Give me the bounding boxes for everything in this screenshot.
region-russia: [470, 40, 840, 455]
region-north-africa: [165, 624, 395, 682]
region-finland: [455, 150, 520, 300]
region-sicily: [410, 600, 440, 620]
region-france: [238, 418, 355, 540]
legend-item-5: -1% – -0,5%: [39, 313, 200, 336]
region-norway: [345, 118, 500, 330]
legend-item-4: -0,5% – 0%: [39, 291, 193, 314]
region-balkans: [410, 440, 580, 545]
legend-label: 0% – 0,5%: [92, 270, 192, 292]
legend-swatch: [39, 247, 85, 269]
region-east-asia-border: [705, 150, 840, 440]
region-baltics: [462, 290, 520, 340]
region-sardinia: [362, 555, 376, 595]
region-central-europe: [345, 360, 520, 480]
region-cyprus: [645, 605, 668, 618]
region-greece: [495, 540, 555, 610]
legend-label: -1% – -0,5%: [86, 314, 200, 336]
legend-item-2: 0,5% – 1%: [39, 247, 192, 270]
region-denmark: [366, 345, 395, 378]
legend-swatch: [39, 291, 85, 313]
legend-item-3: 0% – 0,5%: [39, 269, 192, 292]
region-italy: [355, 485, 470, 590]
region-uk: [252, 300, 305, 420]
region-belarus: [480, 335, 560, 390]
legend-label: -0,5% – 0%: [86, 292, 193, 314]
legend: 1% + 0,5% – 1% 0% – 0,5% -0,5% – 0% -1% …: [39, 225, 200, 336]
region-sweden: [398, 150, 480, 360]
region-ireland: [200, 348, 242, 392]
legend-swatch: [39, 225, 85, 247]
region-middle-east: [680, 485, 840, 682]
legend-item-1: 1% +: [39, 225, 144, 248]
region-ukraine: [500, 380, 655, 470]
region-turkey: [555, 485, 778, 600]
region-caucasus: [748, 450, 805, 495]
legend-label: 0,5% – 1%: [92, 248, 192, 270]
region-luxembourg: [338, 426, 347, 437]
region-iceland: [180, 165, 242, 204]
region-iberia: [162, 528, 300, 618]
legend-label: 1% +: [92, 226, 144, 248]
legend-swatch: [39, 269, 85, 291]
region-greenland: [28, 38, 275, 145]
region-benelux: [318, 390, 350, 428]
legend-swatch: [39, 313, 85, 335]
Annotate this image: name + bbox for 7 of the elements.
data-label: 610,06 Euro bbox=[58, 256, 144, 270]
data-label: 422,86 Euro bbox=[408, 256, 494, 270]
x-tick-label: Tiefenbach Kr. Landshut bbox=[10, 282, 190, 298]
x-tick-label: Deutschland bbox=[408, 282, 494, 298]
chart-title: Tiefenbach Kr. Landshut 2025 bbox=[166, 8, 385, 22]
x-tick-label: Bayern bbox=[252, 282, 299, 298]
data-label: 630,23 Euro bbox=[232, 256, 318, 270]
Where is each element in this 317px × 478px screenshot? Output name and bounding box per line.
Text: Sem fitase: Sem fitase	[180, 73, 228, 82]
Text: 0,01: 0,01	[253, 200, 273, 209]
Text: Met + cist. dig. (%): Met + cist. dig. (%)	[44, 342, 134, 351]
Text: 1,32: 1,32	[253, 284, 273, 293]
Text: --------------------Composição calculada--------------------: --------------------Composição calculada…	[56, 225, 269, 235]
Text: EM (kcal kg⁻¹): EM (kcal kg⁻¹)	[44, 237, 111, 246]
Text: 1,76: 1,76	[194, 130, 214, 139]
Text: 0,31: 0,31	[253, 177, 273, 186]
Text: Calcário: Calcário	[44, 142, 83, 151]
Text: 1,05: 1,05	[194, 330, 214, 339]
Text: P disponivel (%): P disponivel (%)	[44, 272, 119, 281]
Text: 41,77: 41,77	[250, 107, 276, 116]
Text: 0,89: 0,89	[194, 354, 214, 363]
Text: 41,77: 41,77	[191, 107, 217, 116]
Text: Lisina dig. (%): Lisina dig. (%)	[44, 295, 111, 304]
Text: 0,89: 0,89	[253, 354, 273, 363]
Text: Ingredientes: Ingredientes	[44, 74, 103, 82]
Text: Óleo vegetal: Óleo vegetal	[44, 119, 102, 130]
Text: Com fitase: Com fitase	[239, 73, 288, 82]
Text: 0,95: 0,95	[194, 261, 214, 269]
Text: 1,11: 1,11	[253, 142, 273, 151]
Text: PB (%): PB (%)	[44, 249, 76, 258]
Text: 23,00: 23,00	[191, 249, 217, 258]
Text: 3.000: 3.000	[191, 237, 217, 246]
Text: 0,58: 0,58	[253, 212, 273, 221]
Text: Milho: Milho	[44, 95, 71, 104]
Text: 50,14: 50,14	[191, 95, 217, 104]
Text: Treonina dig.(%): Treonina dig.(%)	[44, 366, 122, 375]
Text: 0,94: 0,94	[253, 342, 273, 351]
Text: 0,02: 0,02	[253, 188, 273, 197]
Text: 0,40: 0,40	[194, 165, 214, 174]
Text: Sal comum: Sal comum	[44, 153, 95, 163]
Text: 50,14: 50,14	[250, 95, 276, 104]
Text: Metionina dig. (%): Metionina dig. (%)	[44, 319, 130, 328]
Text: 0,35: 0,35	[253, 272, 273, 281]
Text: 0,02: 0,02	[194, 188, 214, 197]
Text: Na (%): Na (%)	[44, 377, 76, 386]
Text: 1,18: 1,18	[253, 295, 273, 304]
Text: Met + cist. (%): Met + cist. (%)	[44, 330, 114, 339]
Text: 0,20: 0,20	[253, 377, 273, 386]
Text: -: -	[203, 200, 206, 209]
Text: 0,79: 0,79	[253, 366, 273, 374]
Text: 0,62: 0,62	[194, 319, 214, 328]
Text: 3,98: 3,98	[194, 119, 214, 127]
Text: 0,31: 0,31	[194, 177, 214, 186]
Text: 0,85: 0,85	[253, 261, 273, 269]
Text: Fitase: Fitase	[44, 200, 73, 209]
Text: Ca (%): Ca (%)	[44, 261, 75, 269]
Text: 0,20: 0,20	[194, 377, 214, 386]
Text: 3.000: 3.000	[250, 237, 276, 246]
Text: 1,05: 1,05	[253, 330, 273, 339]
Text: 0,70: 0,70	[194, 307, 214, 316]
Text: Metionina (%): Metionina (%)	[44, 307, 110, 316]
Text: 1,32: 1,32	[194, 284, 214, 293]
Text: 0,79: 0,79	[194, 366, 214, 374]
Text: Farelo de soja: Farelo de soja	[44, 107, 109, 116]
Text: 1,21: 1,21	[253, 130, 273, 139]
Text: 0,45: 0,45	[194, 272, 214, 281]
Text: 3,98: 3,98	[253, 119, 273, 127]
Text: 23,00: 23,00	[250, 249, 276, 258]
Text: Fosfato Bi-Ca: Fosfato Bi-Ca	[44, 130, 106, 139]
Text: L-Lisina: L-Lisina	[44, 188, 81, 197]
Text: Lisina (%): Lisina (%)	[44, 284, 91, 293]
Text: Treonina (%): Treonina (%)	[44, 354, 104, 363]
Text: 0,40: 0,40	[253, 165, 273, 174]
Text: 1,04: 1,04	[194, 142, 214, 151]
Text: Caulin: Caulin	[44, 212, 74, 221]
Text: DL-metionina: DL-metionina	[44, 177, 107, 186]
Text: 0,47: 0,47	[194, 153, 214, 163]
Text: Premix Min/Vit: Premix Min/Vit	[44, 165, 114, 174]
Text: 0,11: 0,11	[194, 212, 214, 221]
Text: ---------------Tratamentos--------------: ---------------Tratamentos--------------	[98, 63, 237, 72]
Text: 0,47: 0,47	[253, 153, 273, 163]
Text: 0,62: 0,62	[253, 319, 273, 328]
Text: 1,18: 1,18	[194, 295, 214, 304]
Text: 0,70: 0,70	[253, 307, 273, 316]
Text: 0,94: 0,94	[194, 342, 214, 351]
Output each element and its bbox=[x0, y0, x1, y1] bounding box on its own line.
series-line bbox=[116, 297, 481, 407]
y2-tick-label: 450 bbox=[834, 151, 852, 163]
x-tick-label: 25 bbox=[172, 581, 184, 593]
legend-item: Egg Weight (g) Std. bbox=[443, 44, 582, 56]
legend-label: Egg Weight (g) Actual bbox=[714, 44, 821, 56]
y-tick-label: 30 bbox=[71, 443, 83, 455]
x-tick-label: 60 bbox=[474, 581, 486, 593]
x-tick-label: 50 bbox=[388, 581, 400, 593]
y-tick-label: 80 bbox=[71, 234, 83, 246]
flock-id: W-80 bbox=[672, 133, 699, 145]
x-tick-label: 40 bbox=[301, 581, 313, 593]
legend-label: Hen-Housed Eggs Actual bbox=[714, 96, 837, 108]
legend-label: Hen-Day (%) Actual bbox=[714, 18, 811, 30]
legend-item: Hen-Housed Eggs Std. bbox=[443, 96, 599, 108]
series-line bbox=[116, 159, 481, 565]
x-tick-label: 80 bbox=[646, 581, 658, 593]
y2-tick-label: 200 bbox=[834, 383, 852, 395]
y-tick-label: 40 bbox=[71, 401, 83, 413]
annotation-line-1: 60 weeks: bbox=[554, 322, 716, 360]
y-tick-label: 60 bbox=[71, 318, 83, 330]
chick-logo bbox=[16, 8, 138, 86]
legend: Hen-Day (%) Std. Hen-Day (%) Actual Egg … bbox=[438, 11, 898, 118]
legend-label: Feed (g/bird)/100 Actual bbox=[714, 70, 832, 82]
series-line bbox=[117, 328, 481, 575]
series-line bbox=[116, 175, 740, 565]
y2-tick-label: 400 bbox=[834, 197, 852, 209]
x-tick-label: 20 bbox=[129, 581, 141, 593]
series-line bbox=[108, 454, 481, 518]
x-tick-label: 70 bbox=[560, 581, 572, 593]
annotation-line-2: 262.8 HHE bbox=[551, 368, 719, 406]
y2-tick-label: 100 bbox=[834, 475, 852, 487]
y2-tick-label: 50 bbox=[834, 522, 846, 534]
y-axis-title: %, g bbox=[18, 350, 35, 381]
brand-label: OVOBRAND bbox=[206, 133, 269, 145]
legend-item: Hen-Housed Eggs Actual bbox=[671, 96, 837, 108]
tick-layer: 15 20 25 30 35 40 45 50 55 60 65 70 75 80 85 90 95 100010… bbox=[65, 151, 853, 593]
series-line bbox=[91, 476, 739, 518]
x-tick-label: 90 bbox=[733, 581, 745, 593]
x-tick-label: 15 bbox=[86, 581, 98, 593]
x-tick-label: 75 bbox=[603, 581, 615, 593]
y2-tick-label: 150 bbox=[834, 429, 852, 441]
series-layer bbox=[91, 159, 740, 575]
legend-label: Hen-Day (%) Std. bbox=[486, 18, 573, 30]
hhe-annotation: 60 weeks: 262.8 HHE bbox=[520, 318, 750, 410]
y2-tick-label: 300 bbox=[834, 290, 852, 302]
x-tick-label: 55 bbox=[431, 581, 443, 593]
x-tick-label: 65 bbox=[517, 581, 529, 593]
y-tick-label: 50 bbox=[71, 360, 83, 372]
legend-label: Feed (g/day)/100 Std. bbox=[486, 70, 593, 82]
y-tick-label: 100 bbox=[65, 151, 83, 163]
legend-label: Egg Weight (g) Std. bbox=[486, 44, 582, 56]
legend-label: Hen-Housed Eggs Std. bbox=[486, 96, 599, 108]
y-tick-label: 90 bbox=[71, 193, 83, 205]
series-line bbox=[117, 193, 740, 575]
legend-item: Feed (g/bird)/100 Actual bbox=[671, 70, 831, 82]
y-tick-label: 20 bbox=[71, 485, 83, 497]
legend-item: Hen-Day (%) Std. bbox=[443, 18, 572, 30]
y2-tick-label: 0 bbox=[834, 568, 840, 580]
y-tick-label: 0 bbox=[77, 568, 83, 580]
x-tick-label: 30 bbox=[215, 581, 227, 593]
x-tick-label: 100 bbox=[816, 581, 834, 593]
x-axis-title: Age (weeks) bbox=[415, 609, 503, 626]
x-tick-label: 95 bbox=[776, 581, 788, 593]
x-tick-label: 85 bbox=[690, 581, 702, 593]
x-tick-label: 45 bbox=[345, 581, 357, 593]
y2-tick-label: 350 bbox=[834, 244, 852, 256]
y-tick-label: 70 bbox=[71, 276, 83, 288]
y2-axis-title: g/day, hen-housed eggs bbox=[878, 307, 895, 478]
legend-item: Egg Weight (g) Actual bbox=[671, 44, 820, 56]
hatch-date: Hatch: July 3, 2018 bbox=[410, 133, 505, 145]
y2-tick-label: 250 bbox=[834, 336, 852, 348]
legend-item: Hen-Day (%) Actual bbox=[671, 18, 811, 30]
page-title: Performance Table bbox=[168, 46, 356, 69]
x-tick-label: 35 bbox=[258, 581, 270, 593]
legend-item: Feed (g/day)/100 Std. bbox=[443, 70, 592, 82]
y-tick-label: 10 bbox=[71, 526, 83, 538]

+--

EXERCISE REQUIREMENTS :: Rewrite the lines from the first one through the line with "region-france: [238, 418, 355, 540]", changing "screenshot" to "image" and keeping everything else the same.

PROBLEM SOLUTION ::
Give me the bounding boxes for everything in this image.
region-russia: [470, 40, 840, 455]
region-north-africa: [165, 624, 395, 682]
region-finland: [455, 150, 520, 300]
region-sicily: [410, 600, 440, 620]
region-france: [238, 418, 355, 540]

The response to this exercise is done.